↓↓↓

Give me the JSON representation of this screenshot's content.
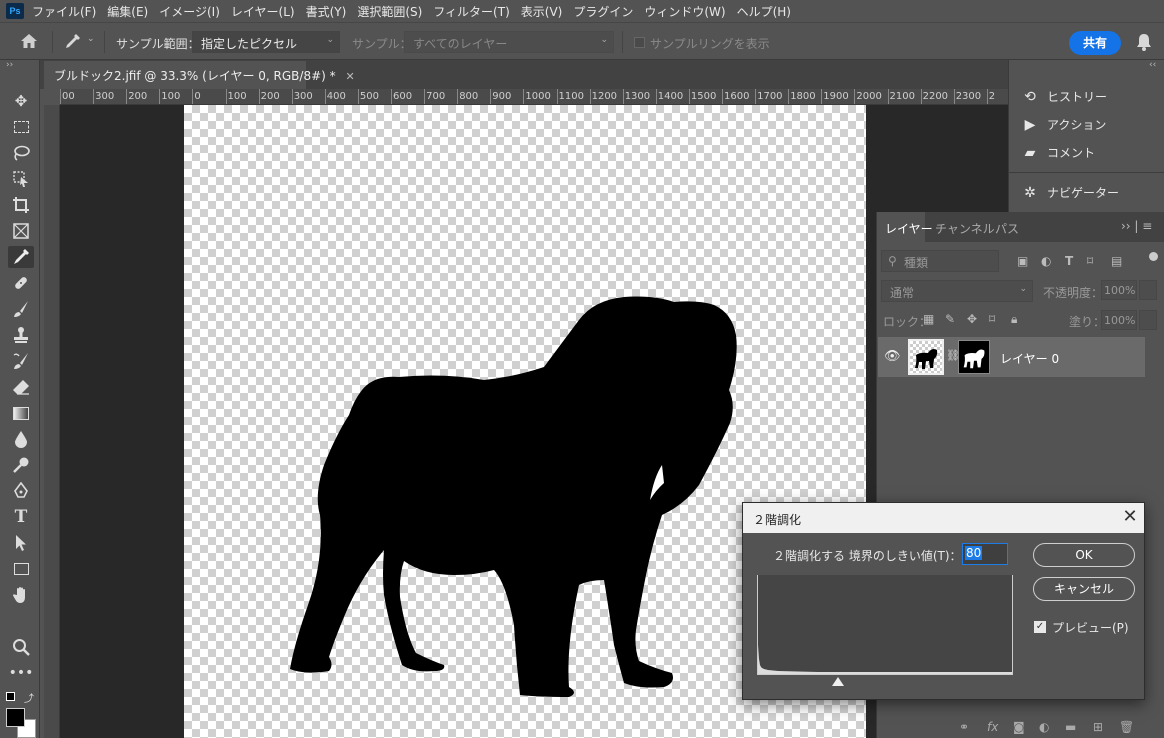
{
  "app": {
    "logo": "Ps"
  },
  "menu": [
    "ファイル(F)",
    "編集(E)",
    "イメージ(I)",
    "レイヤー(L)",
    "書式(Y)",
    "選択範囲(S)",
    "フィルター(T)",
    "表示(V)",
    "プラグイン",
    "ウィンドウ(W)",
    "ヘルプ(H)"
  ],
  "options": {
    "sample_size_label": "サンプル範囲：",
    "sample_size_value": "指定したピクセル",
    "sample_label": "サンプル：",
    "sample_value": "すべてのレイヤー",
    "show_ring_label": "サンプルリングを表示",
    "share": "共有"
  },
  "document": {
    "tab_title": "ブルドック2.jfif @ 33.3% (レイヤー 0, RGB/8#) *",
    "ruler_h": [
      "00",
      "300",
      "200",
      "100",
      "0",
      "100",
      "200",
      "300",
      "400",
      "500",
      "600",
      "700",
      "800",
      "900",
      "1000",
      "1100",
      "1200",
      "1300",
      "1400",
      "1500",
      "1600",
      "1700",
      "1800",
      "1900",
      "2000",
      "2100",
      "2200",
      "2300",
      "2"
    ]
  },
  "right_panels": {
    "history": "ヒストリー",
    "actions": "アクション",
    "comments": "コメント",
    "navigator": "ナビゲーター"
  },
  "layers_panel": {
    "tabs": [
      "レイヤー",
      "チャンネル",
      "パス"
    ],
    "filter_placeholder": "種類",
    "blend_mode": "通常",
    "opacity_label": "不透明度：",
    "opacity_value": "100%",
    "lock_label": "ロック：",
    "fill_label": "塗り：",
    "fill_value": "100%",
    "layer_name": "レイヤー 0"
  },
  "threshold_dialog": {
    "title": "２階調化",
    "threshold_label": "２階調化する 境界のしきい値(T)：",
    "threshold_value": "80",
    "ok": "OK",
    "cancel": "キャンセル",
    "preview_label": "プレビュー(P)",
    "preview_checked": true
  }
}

↑↑↑
↓↓↓

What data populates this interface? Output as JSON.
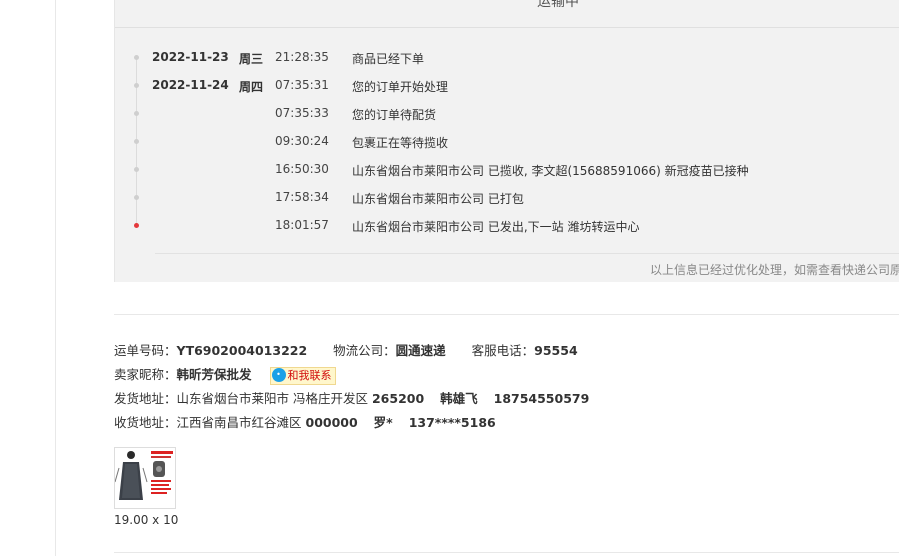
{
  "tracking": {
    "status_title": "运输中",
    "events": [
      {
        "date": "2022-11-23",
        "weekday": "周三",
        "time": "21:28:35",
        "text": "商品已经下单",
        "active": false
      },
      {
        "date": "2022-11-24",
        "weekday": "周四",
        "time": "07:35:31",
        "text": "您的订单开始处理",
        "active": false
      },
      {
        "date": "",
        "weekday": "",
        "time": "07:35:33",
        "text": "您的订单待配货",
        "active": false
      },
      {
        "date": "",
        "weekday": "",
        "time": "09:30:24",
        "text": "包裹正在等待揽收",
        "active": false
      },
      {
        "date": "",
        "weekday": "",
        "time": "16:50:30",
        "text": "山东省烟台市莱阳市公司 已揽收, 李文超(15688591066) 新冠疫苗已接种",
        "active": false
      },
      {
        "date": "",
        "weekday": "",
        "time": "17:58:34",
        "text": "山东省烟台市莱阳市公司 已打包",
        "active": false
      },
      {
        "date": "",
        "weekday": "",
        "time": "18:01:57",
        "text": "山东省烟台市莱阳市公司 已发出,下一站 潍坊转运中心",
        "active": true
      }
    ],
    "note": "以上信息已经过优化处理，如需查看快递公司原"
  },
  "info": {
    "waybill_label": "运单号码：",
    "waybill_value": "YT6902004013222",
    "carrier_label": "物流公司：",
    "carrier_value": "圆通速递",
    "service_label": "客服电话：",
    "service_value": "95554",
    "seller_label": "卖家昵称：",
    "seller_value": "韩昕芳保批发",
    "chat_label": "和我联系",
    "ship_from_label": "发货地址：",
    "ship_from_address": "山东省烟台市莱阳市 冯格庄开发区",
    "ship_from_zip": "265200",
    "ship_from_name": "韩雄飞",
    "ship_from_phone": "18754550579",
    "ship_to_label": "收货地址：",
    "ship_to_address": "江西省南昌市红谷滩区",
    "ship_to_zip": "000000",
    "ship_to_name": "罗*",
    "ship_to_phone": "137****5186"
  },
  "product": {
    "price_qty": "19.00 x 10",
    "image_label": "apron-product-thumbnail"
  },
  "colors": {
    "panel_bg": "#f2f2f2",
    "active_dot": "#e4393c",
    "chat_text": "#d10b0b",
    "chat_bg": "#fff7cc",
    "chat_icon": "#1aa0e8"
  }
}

↑↑↑
↓↓↓

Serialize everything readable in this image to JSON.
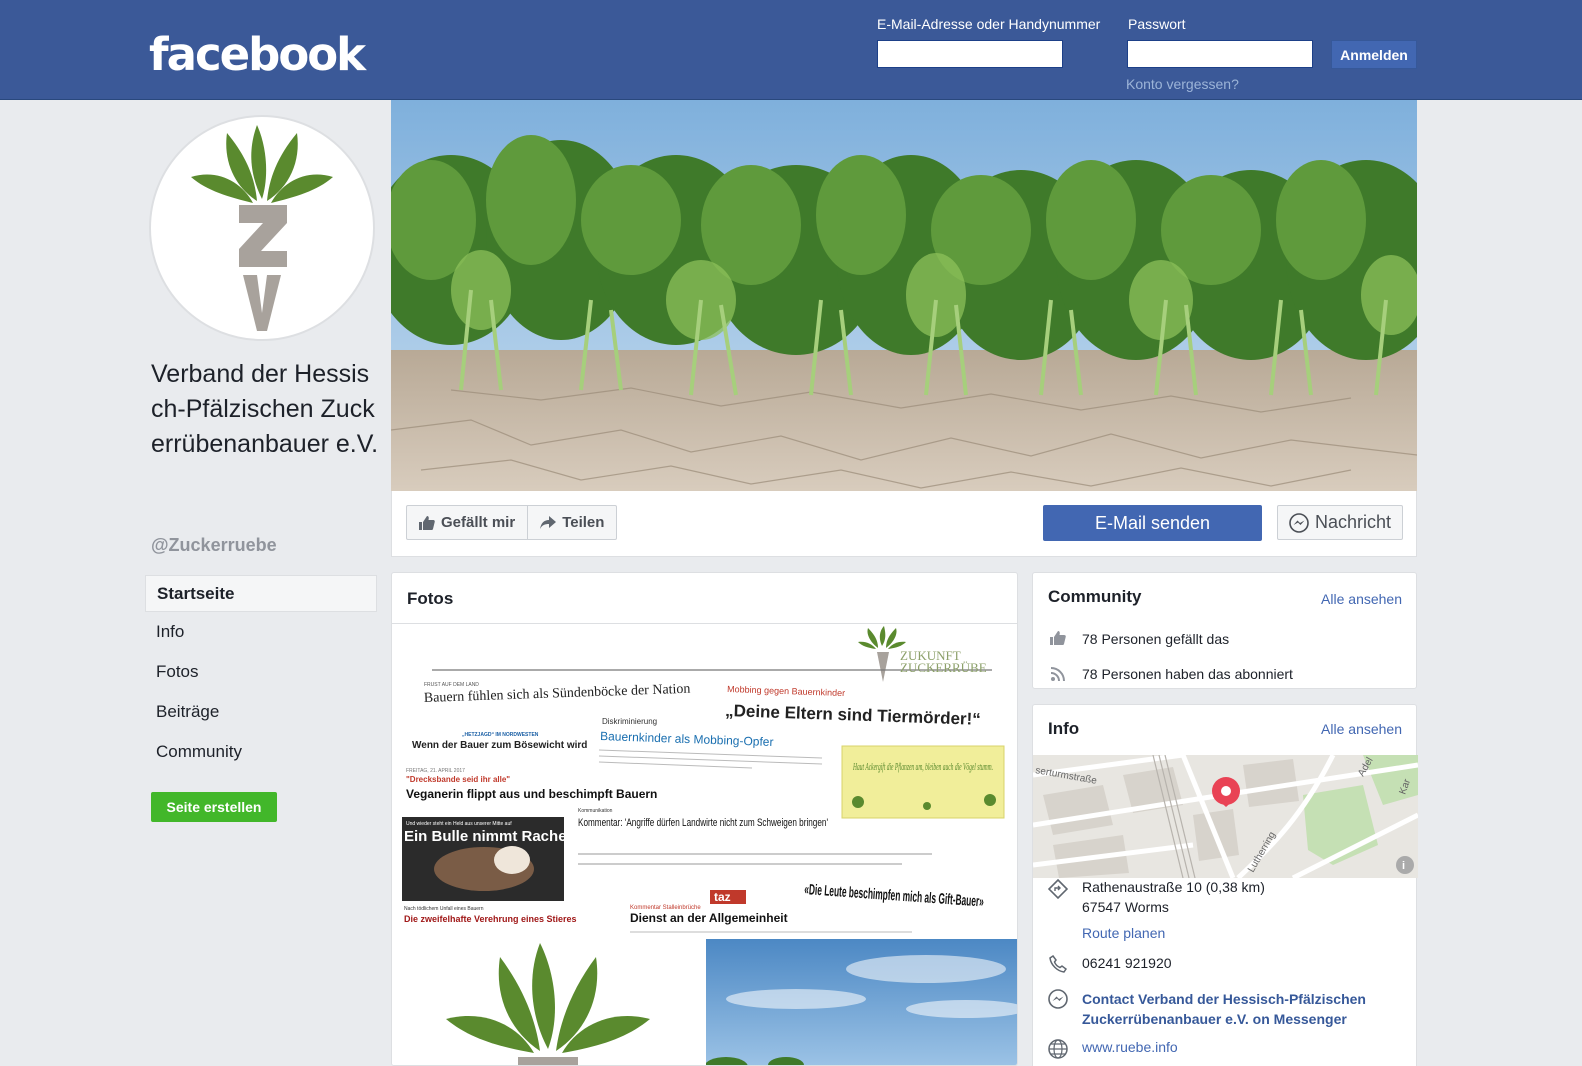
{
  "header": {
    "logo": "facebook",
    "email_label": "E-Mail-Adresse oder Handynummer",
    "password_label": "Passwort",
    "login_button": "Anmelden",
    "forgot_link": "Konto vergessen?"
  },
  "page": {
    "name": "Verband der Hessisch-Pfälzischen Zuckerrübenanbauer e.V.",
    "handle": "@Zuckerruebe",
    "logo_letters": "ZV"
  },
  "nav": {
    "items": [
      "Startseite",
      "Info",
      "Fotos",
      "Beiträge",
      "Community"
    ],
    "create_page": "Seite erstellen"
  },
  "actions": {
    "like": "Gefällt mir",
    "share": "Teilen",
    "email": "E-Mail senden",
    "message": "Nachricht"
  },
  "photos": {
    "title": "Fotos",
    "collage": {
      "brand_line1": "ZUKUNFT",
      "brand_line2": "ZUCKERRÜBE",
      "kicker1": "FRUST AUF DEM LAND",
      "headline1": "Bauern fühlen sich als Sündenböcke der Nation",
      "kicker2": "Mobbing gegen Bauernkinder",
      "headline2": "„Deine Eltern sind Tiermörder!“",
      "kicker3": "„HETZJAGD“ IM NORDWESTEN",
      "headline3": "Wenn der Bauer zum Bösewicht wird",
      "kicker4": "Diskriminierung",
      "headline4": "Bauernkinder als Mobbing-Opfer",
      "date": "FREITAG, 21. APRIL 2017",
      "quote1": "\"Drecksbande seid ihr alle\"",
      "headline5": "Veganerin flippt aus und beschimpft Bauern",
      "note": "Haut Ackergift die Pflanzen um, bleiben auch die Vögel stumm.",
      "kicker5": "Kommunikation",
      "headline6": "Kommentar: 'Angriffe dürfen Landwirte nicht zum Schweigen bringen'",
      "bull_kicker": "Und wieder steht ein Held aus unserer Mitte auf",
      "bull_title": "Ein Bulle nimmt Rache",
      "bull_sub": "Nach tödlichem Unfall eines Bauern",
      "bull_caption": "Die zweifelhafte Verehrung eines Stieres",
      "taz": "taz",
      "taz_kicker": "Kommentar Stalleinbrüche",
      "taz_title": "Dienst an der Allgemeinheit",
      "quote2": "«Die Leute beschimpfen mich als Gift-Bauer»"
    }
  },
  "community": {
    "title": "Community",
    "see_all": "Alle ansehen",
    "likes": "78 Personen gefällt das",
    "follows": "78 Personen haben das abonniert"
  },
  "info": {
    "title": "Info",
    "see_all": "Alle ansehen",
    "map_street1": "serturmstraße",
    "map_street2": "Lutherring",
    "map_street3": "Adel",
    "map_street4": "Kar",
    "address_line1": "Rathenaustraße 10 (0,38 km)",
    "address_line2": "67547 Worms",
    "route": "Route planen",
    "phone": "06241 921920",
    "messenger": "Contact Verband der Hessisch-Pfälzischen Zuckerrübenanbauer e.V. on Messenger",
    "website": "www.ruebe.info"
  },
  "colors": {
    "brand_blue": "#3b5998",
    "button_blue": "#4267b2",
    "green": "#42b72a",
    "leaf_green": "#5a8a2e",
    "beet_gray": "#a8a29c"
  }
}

↑↑↑

__Given request__: Report how many lines in the data contain the word "note", with no words besides the number.

__Answer to the exercise__: 2